▶ Part of a data file
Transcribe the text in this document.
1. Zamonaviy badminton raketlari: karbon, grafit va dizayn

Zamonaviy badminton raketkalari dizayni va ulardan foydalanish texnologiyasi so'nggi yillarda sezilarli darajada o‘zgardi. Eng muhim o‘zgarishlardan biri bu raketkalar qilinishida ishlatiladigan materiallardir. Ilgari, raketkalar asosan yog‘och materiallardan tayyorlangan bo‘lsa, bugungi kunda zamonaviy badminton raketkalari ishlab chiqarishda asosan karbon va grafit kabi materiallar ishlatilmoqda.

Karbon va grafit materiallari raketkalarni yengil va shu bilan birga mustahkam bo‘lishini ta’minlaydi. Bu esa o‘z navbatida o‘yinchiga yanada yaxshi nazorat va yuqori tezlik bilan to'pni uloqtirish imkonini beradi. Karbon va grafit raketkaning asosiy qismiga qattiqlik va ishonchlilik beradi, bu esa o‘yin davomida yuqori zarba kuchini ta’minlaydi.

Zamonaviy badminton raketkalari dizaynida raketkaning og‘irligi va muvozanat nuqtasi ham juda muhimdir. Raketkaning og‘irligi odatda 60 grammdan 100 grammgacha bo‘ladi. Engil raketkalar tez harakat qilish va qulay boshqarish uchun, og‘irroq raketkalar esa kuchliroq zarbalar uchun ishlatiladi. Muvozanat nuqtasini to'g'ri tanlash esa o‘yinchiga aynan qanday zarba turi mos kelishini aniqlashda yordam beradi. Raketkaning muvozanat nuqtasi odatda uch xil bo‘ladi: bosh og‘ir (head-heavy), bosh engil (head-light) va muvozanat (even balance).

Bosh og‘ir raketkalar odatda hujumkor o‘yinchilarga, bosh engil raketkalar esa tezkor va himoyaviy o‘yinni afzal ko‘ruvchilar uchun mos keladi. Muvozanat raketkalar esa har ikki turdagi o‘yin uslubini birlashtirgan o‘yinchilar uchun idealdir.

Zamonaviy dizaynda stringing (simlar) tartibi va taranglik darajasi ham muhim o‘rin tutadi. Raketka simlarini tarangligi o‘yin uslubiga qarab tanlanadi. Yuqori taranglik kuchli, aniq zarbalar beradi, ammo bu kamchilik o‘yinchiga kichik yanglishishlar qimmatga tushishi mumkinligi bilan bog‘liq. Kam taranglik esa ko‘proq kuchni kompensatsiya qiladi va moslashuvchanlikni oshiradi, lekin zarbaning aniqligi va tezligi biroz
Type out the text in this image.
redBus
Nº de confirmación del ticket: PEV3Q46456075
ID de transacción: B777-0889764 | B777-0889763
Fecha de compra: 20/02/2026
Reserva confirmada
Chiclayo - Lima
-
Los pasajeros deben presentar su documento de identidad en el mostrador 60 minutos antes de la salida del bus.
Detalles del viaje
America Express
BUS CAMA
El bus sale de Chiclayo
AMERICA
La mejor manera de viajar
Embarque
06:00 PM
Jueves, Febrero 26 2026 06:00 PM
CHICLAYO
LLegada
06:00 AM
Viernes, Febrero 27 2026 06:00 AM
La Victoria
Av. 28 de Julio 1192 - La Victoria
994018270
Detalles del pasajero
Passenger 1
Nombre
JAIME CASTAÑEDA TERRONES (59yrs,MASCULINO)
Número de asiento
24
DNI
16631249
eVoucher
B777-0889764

▶ Task prompt
Please quote nothing but the lines from the line with "Type out the text in this image." through the end of the data above, exactly as written, ends included.

▶ Response to the task
Type out the text in this image.
redBus
Nº de confirmación del ticket: PEV3Q46456075
ID de transacción: B777-0889764 | B777-0889763
Fecha de compra: 20/02/2026
Reserva confirmada
Chiclayo - Lima
-
Los pasajeros deben presentar su documento de identidad en el mostrador 60 minutos antes de la salida del bus.
Detalles del viaje
America Express
BUS CAMA
El bus sale de Chiclayo
AMERICA
La mejor manera de viajar
Embarque
06:00 PM
Jueves, Febrero 26 2026 06:00 PM
CHICLAYO
LLegada
06:00 AM
Viernes, Febrero 27 2026 06:00 AM
La Victoria
Av. 28 de Julio 1192 - La Victoria
994018270
Detalles del pasajero
Passenger 1
Nombre
JAIME CASTAÑEDA TERRONES (59yrs,MASCULINO)
Número de asiento
24
DNI
16631249
eVoucher
B777-0889764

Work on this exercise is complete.